▶ [Set exercise]: Quote the records below in full, exactly as given, with the images taken out.

Figure record extracts:
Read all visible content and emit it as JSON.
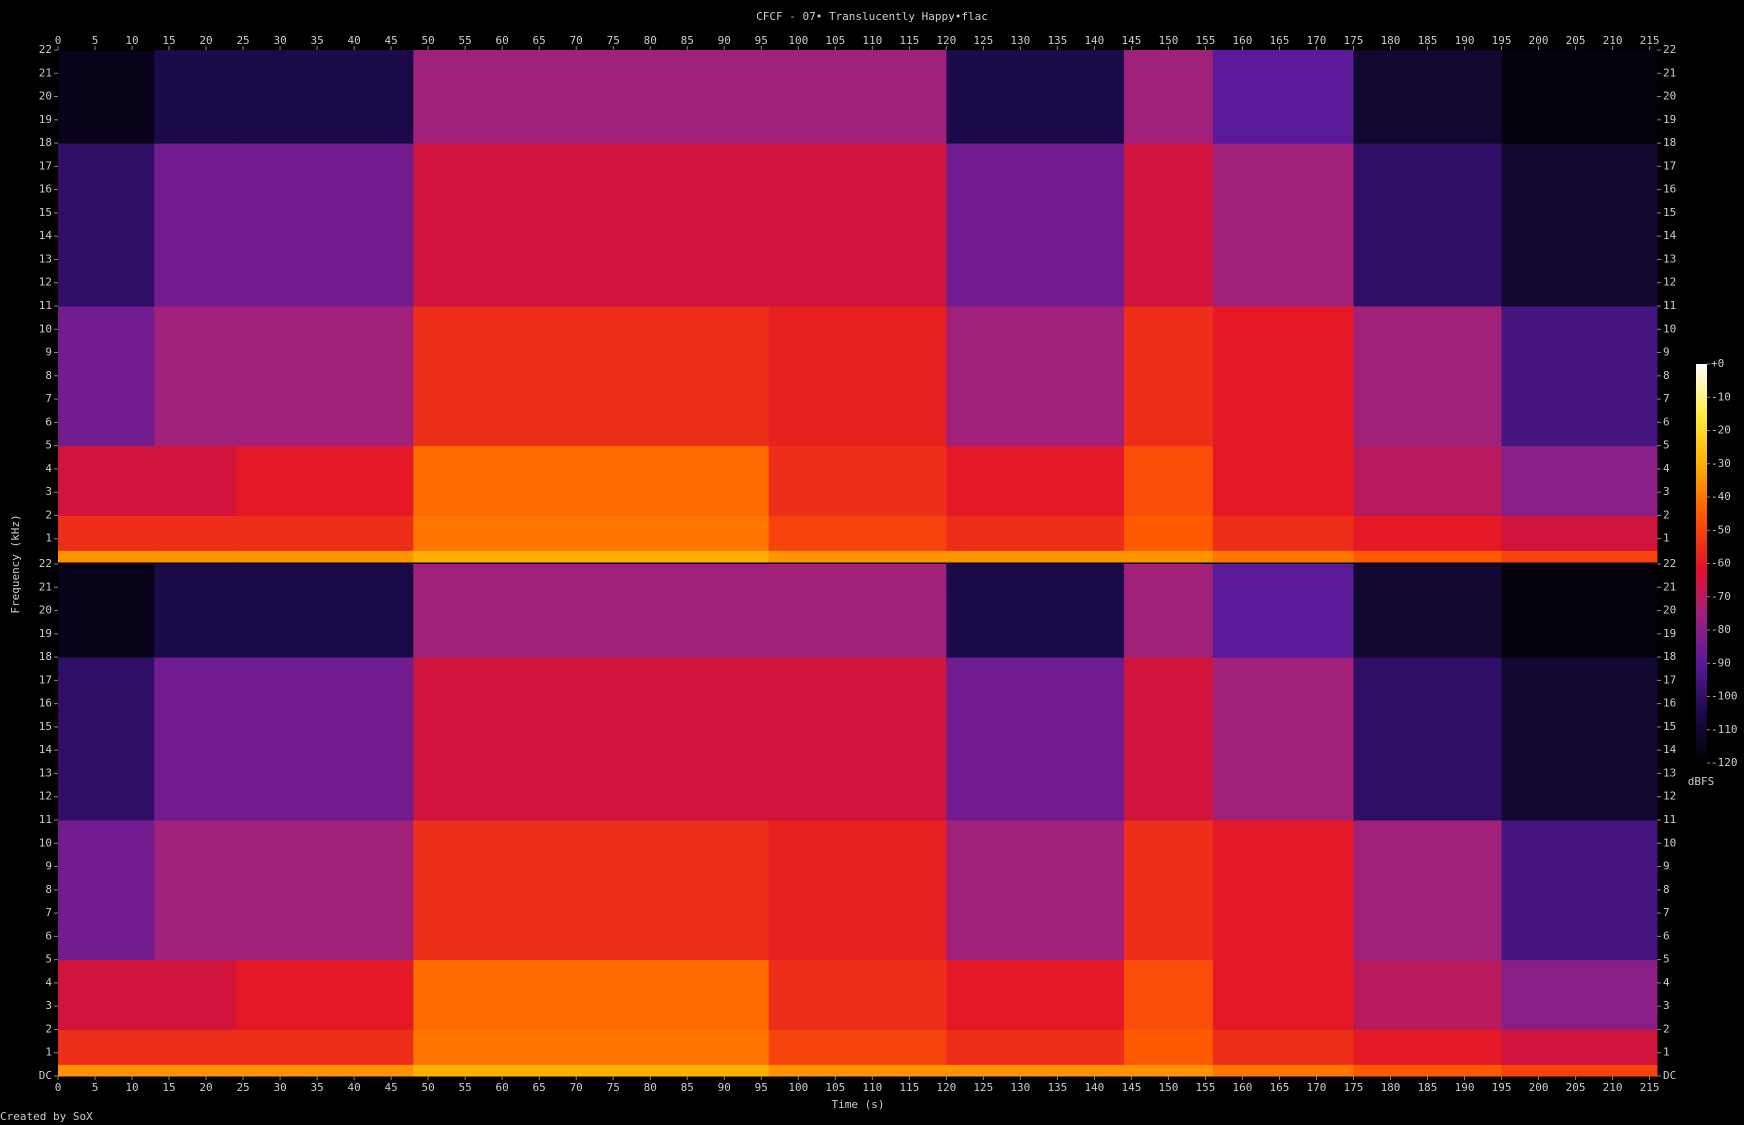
{
  "chart_data": {
    "type": "heatmap",
    "title": "CFCF - 07• Translucently Happy•flac",
    "xlabel": "Time (s)",
    "ylabel": "Frequency (kHz)",
    "footer": "Created by SoX",
    "xlim": [
      0,
      216
    ],
    "xticks": [
      0,
      5,
      10,
      15,
      20,
      25,
      30,
      35,
      40,
      45,
      50,
      55,
      60,
      65,
      70,
      75,
      80,
      85,
      90,
      95,
      100,
      105,
      110,
      115,
      120,
      125,
      130,
      135,
      140,
      145,
      150,
      155,
      160,
      165,
      170,
      175,
      180,
      185,
      190,
      195,
      200,
      205,
      210,
      215
    ],
    "colorbar": {
      "label": "dBFS",
      "lim": [
        -120,
        0
      ],
      "ticks": [
        {
          "value": 0,
          "label": "+0"
        },
        -10,
        -20,
        -30,
        -40,
        -50,
        -60,
        -70,
        -80,
        -90,
        -100,
        -110,
        -120
      ]
    },
    "colormap": [
      {
        "value": -120,
        "color": "#000000"
      },
      {
        "value": -105,
        "color": "#1a0a4a"
      },
      {
        "value": -90,
        "color": "#5a1a9a"
      },
      {
        "value": -75,
        "color": "#a0207a"
      },
      {
        "value": -62,
        "color": "#e0102a"
      },
      {
        "value": -45,
        "color": "#ff5a00"
      },
      {
        "value": -30,
        "color": "#ffb000"
      },
      {
        "value": -15,
        "color": "#ffee40"
      },
      {
        "value": 0,
        "color": "#ffffff"
      }
    ],
    "channels": [
      {
        "ylim": [
          0,
          22
        ],
        "yticks": [
          1,
          2,
          3,
          4,
          5,
          6,
          7,
          8,
          9,
          10,
          11,
          12,
          13,
          14,
          15,
          16,
          17,
          18,
          19,
          20,
          21,
          22
        ],
        "x_edges": [
          0,
          13,
          24,
          48,
          96,
          120,
          144,
          156,
          175,
          195,
          216
        ],
        "y_edges": [
          0,
          0.5,
          2,
          5,
          11,
          18,
          22
        ],
        "values": [
          [
            -35,
            -55,
            -65,
            -85,
            -100,
            -115
          ],
          [
            -35,
            -55,
            -65,
            -75,
            -85,
            -105
          ],
          [
            -35,
            -55,
            -60,
            -75,
            -85,
            -105
          ],
          [
            -30,
            -40,
            -42,
            -55,
            -65,
            -75
          ],
          [
            -35,
            -50,
            -55,
            -58,
            -65,
            -75
          ],
          [
            -35,
            -55,
            -60,
            -75,
            -85,
            -105
          ],
          [
            -35,
            -45,
            -48,
            -55,
            -65,
            -75
          ],
          [
            -40,
            -55,
            -60,
            -60,
            -75,
            -90
          ],
          [
            -45,
            -60,
            -70,
            -75,
            -100,
            -110
          ],
          [
            -50,
            -65,
            -80,
            -95,
            -110,
            -118
          ]
        ]
      },
      {
        "ylim": [
          0,
          22
        ],
        "yticks": [
          {
            "value": 0,
            "label": "DC"
          },
          1,
          2,
          3,
          4,
          5,
          6,
          7,
          8,
          9,
          10,
          11,
          12,
          13,
          14,
          15,
          16,
          17,
          18,
          19,
          20,
          21,
          22
        ],
        "x_edges": [
          0,
          13,
          24,
          48,
          96,
          120,
          144,
          156,
          175,
          195,
          216
        ],
        "y_edges": [
          0,
          0.5,
          2,
          5,
          11,
          18,
          22
        ],
        "values": [
          [
            -35,
            -55,
            -65,
            -85,
            -100,
            -115
          ],
          [
            -35,
            -55,
            -65,
            -75,
            -85,
            -105
          ],
          [
            -35,
            -55,
            -60,
            -75,
            -85,
            -105
          ],
          [
            -30,
            -40,
            -42,
            -55,
            -65,
            -75
          ],
          [
            -35,
            -50,
            -55,
            -58,
            -65,
            -75
          ],
          [
            -35,
            -55,
            -60,
            -75,
            -85,
            -105
          ],
          [
            -35,
            -45,
            -48,
            -55,
            -65,
            -75
          ],
          [
            -40,
            -55,
            -60,
            -60,
            -75,
            -90
          ],
          [
            -45,
            -60,
            -70,
            -75,
            -100,
            -110
          ],
          [
            -50,
            -65,
            -80,
            -95,
            -110,
            -118
          ]
        ]
      }
    ]
  }
}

▶ [Result]:
Read all visible content and emit it as JSON.
{
  "chart_data": {
    "type": "heatmap",
    "title": "CFCF - 07• Translucently Happy•flac",
    "xlabel": "Time (s)",
    "ylabel": "Frequency (kHz)",
    "footer": "Created by SoX",
    "xlim": [
      0,
      216
    ],
    "xticks": [
      0,
      5,
      10,
      15,
      20,
      25,
      30,
      35,
      40,
      45,
      50,
      55,
      60,
      65,
      70,
      75,
      80,
      85,
      90,
      95,
      100,
      105,
      110,
      115,
      120,
      125,
      130,
      135,
      140,
      145,
      150,
      155,
      160,
      165,
      170,
      175,
      180,
      185,
      190,
      195,
      200,
      205,
      210,
      215
    ],
    "colorbar": {
      "label": "dBFS",
      "lim": [
        -120,
        0
      ],
      "ticks": [
        {
          "value": 0,
          "label": "+0"
        },
        -10,
        -20,
        -30,
        -40,
        -50,
        -60,
        -70,
        -80,
        -90,
        -100,
        -110,
        -120
      ]
    },
    "colormap": [
      {
        "value": -120,
        "color": "#000000"
      },
      {
        "value": -105,
        "color": "#1a0a4a"
      },
      {
        "value": -90,
        "color": "#5a1a9a"
      },
      {
        "value": -75,
        "color": "#a0207a"
      },
      {
        "value": -62,
        "color": "#e0102a"
      },
      {
        "value": -45,
        "color": "#ff5a00"
      },
      {
        "value": -30,
        "color": "#ffb000"
      },
      {
        "value": -15,
        "color": "#ffee40"
      },
      {
        "value": 0,
        "color": "#ffffff"
      }
    ],
    "channels": [
      {
        "ylim": [
          0,
          22
        ],
        "yticks": [
          1,
          2,
          3,
          4,
          5,
          6,
          7,
          8,
          9,
          10,
          11,
          12,
          13,
          14,
          15,
          16,
          17,
          18,
          19,
          20,
          21,
          22
        ],
        "x_edges": [
          0,
          13,
          24,
          48,
          96,
          120,
          144,
          156,
          175,
          195,
          216
        ],
        "y_edges": [
          0,
          0.5,
          2,
          5,
          11,
          18,
          22
        ],
        "values": [
          [
            -35,
            -55,
            -65,
            -85,
            -100,
            -115
          ],
          [
            -35,
            -55,
            -65,
            -75,
            -85,
            -105
          ],
          [
            -35,
            -55,
            -60,
            -75,
            -85,
            -105
          ],
          [
            -30,
            -40,
            -42,
            -55,
            -65,
            -75
          ],
          [
            -35,
            -50,
            -55,
            -58,
            -65,
            -75
          ],
          [
            -35,
            -55,
            -60,
            -75,
            -85,
            -105
          ],
          [
            -35,
            -45,
            -48,
            -55,
            -65,
            -75
          ],
          [
            -40,
            -55,
            -60,
            -60,
            -75,
            -90
          ],
          [
            -45,
            -60,
            -70,
            -75,
            -100,
            -110
          ],
          [
            -50,
            -65,
            -80,
            -95,
            -110,
            -118
          ]
        ]
      },
      {
        "ylim": [
          0,
          22
        ],
        "yticks": [
          {
            "value": 0,
            "label": "DC"
          },
          1,
          2,
          3,
          4,
          5,
          6,
          7,
          8,
          9,
          10,
          11,
          12,
          13,
          14,
          15,
          16,
          17,
          18,
          19,
          20,
          21,
          22
        ],
        "x_edges": [
          0,
          13,
          24,
          48,
          96,
          120,
          144,
          156,
          175,
          195,
          216
        ],
        "y_edges": [
          0,
          0.5,
          2,
          5,
          11,
          18,
          22
        ],
        "values": [
          [
            -35,
            -55,
            -65,
            -85,
            -100,
            -115
          ],
          [
            -35,
            -55,
            -65,
            -75,
            -85,
            -105
          ],
          [
            -35,
            -55,
            -60,
            -75,
            -85,
            -105
          ],
          [
            -30,
            -40,
            -42,
            -55,
            -65,
            -75
          ],
          [
            -35,
            -50,
            -55,
            -58,
            -65,
            -75
          ],
          [
            -35,
            -55,
            -60,
            -75,
            -85,
            -105
          ],
          [
            -35,
            -45,
            -48,
            -55,
            -65,
            -75
          ],
          [
            -40,
            -55,
            -60,
            -60,
            -75,
            -90
          ],
          [
            -45,
            -60,
            -70,
            -75,
            -100,
            -110
          ],
          [
            -50,
            -65,
            -80,
            -95,
            -110,
            -118
          ]
        ]
      }
    ]
  }
}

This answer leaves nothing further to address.